======== INPUT ROWS ========

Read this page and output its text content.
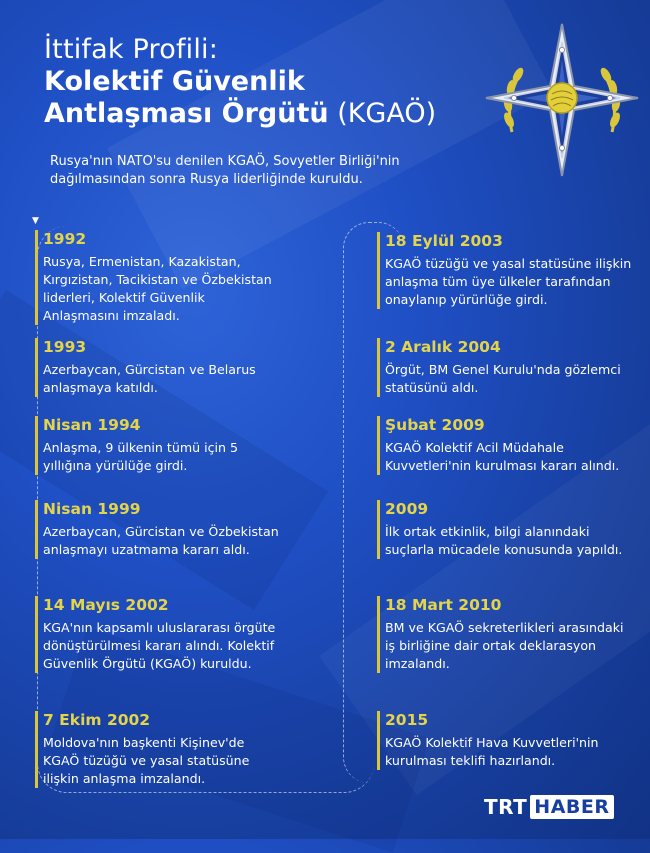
İttifak Profili:
Kolektif Güvenlik
Antlaşması Örgütü (KGAÖ)
Rusya'nın NATO'su denilen KGAÖ, Sovyetler Birliği'nin dağılmasından sonra Rusya liderliğinde kuruldu.
▼
1992
Rusya, Ermenistan, Kazakistan, Kırgızistan, Tacikistan ve Özbekistan liderleri, Kolektif Güvenlik Anlaşmasını imzaladı.
1993
Azerbaycan, Gürcistan ve Belarus anlaşmaya katıldı.
Nisan 1994
Anlaşma, 9 ülkenin tümü için 5 yıllığına yürülüğe girdi.
Nisan 1999
Azerbaycan, Gürcistan ve Özbekistan anlaşmayı uzatmama kararı aldı.
14 Mayıs 2002
KGA'nın kapsamlı uluslararası örgüte dönüştürülmesi kararı alındı. Kolektif Güvenlik Örgütü (KGAÖ) kuruldu.
7 Ekim 2002
Moldova'nın başkenti Kişinev'de KGAÖ tüzüğü ve yasal statüsüne ilişkin anlaşma imzalandı.
18 Eylül 2003
KGAÖ tüzüğü ve yasal statüsüne ilişkin anlaşma tüm üye ülkeler tarafından onaylanıp yürürlüğe girdi.
2 Aralık 2004
Örgüt, BM Genel Kurulu'nda gözlemci statüsünü aldı.
Şubat 2009
KGAÖ Kolektif Acil Müdahale Kuvvetleri'nin kurulması kararı alındı.
2009
İlk ortak etkinlik, bilgi alanındaki suçlarla mücadele konusunda yapıldı.
18 Mart 2010
BM ve KGAÖ sekreterlikleri arasındaki iş birliğine dair ortak deklarasyon imzalandı.
2015
KGAÖ Kolektif Hava Kuvvetleri'nin kurulması teklifi hazırlandı.
TRT HABER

========

### DESCRIPTION OF THE TASK:
Retype each line of the listing above word for word. Exclude the pictures.

### RESULT FOR THIS EXERCISE:
Read this page and output its text content.
İttifak Profili:
Kolektif Güvenlik
Antlaşması Örgütü (KGAÖ)
Rusya'nın NATO'su denilen KGAÖ, Sovyetler Birliği'nin dağılmasından sonra Rusya liderliğinde kuruldu.
▼
1992
Rusya, Ermenistan, Kazakistan, Kırgızistan, Tacikistan ve Özbekistan liderleri, Kolektif Güvenlik Anlaşmasını imzaladı.
1993
Azerbaycan, Gürcistan ve Belarus anlaşmaya katıldı.
Nisan 1994
Anlaşma, 9 ülkenin tümü için 5 yıllığına yürülüğe girdi.
Nisan 1999
Azerbaycan, Gürcistan ve Özbekistan anlaşmayı uzatmama kararı aldı.
14 Mayıs 2002
KGA'nın kapsamlı uluslararası örgüte dönüştürülmesi kararı alındı. Kolektif Güvenlik Örgütü (KGAÖ) kuruldu.
7 Ekim 2002
Moldova'nın başkenti Kişinev'de KGAÖ tüzüğü ve yasal statüsüne ilişkin anlaşma imzalandı.
18 Eylül 2003
KGAÖ tüzüğü ve yasal statüsüne ilişkin anlaşma tüm üye ülkeler tarafından onaylanıp yürürlüğe girdi.
2 Aralık 2004
Örgüt, BM Genel Kurulu'nda gözlemci statüsünü aldı.
Şubat 2009
KGAÖ Kolektif Acil Müdahale Kuvvetleri'nin kurulması kararı alındı.
2009
İlk ortak etkinlik, bilgi alanındaki suçlarla mücadele konusunda yapıldı.
18 Mart 2010
BM ve KGAÖ sekreterlikleri arasındaki iş birliğine dair ortak deklarasyon imzalandı.
2015
KGAÖ Kolektif Hava Kuvvetleri'nin kurulması teklifi hazırlandı.
TRT HABER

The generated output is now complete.